__WHAT TO PRODUCE__
Extract every entry word for word. Skip the pictures.

********************

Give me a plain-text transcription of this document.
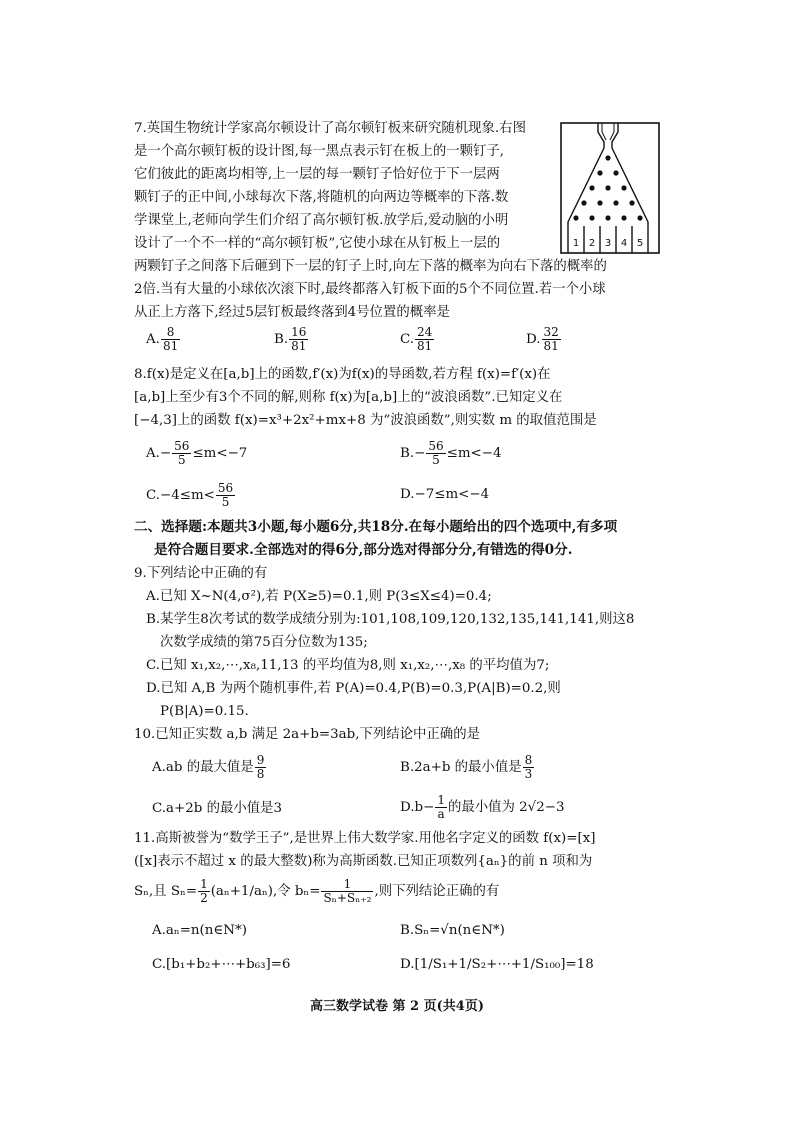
7.英国生物统计学家高尔顿设计了高尔顿钉板来研究随机现象.右图
是一个高尔顿钉板的设计图,每一黑点表示钉在板上的一颗钉子,
它们彼此的距离均相等,上一层的每一颗钉子恰好位于下一层两
颗钉子的正中间,小球每次下落,将随机的向两边等概率的下落.数
学课堂上,老师向学生们介绍了高尔顿钉板.放学后,爱动脑的小明
设计了一个不一样的“高尔顿钉板”,它使小球在从钉板上一层的
两颗钉子之间落下后砸到下一层的钉子上时,向左下落的概率为向右下落的概率的
2倍.当有大量的小球依次滚下时,最终都落入钉板下面的5个不同位置.若一个小球
从正上方落下,经过5层钉板最终落到4号位置的概率是
1 2 3 4 5
A. $\frac{8}{81}$	B. $\frac{16}{81}$	C. $\frac{24}{81}$	D. $\frac{32}{81}$
8.f(x)是定义在[a,b]上的函数,f′(x)为f(x)的导函数,若方程 f(x)=f′(x)在
[a,b]上至少有3个不同的解,则称 f(x)为[a,b]上的“波浪函数”.已知定义在
[−4,3]上的函数 f(x)=x³+2x²+mx+8 为“波浪函数”,则实数 m 的取值范围是
$A.- \frac{56}{5} \le m<-7$	$B.- \frac{56}{5} \le m<-4$
$C.-4\le m< \frac{56}{5}$	D.−7≤m<−4
二、选择题:本题共3小题,每小题6分,共18分.在每小题给出的四个选项中,有多项
是符合题目要求.全部选对的得6分,部分选对得部分分,有错选的得0分.
9.下列结论中正确的有
A.已知 X~N(4,σ²),若 P(X≥5)=0.1,则 P(3≤X≤4)=0.4;
B.某学生8次考试的数学成绩分别为:101,108,109,120,132,135,141,141,则这8
次数学成绩的第75百分位数为135;
C.已知 x₁,x₂,⋯,x₈,11,13 的平均值为8,则 x₁,x₂,⋯,x₈ 的平均值为7;
D.已知 A,B 为两个随机事件,若 P(A)=0.4,P(B)=0.3,P(A|B)=0.2,则
P(B|A)=0.15.
10.已知正实数 a,b 满足 2a+b=3ab,下列结论中正确的是
A.ab 的最大值是 $\frac{9}{8}$	B.2a+b 的最小值是 $\frac{8}{3}$
C.a+2b 的最小值是3	$D.b- \frac{1}{a}$ 的最小值为 2√2−3
11.高斯被誉为“数学王子”,是世界上伟大数学家.用他名字定义的函数 f(x)=[x]
([x]表示不超过 x 的最大整数)称为高斯函数.已知正项数列{aₙ}的前 n 项和为
Sₙ,且 $S_n= \frac{1}{2} (a_n+1/a_n)$,令 $b_n= \frac{1}{\text{Sₙ+Sₙ₊₂}}$ ,则下列结论正确的有
A.aₙ=n(n∈N*)	B.Sₙ=√n(n∈N*)
C.[b₁+b₂+⋯+b₆₃]=6	D.[1/S₁+1/S₂+⋯+1/S₁₀₀]=18
高三数学试卷 第 2 页(共4页)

********************

__FINISHED TASK__
Give me a plain-text transcription of this document.
7.英国生物统计学家高尔顿设计了高尔顿钉板来研究随机现象.右图
是一个高尔顿钉板的设计图,每一黑点表示钉在板上的一颗钉子,
它们彼此的距离均相等,上一层的每一颗钉子恰好位于下一层两
颗钉子的正中间,小球每次下落,将随机的向两边等概率的下落.数
学课堂上,老师向学生们介绍了高尔顿钉板.放学后,爱动脑的小明
设计了一个不一样的“高尔顿钉板”,它使小球在从钉板上一层的
两颗钉子之间落下后砸到下一层的钉子上时,向左下落的概率为向右下落的概率的
2倍.当有大量的小球依次滚下时,最终都落入钉板下面的5个不同位置.若一个小球
从正上方落下,经过5层钉板最终落到4号位置的概率是
1 2 3 4 5
A. $\frac{8}{81}$	B. $\frac{16}{81}$	C. $\frac{24}{81}$	D. $\frac{32}{81}$
8.f(x)是定义在[a,b]上的函数,f′(x)为f(x)的导函数,若方程 f(x)=f′(x)在
[a,b]上至少有3个不同的解,则称 f(x)为[a,b]上的“波浪函数”.已知定义在
[−4,3]上的函数 f(x)=x³+2x²+mx+8 为“波浪函数”,则实数 m 的取值范围是
$A.- \frac{56}{5} \le m<-7$	$B.- \frac{56}{5} \le m<-4$
$C.-4\le m< \frac{56}{5}$	D.−7≤m<−4
二、选择题:本题共3小题,每小题6分,共18分.在每小题给出的四个选项中,有多项
是符合题目要求.全部选对的得6分,部分选对得部分分,有错选的得0分.
9.下列结论中正确的有
A.已知 X~N(4,σ²),若 P(X≥5)=0.1,则 P(3≤X≤4)=0.4;
B.某学生8次考试的数学成绩分别为:101,108,109,120,132,135,141,141,则这8
次数学成绩的第75百分位数为135;
C.已知 x₁,x₂,⋯,x₈,11,13 的平均值为8,则 x₁,x₂,⋯,x₈ 的平均值为7;
D.已知 A,B 为两个随机事件,若 P(A)=0.4,P(B)=0.3,P(A|B)=0.2,则
P(B|A)=0.15.
10.已知正实数 a,b 满足 2a+b=3ab,下列结论中正确的是
A.ab 的最大值是 $\frac{9}{8}$	B.2a+b 的最小值是 $\frac{8}{3}$
C.a+2b 的最小值是3	$D.b- \frac{1}{a}$ 的最小值为 2√2−3
11.高斯被誉为“数学王子”,是世界上伟大数学家.用他名字定义的函数 f(x)=[x]
([x]表示不超过 x 的最大整数)称为高斯函数.已知正项数列{aₙ}的前 n 项和为
Sₙ,且 $S_n= \frac{1}{2} (a_n+1/a_n)$,令 $b_n= \frac{1}{\text{Sₙ+Sₙ₊₂}}$ ,则下列结论正确的有
A.aₙ=n(n∈N*)	B.Sₙ=√n(n∈N*)
C.[b₁+b₂+⋯+b₆₃]=6	D.[1/S₁+1/S₂+⋯+1/S₁₀₀]=18
高三数学试卷 第 2 页(共4页)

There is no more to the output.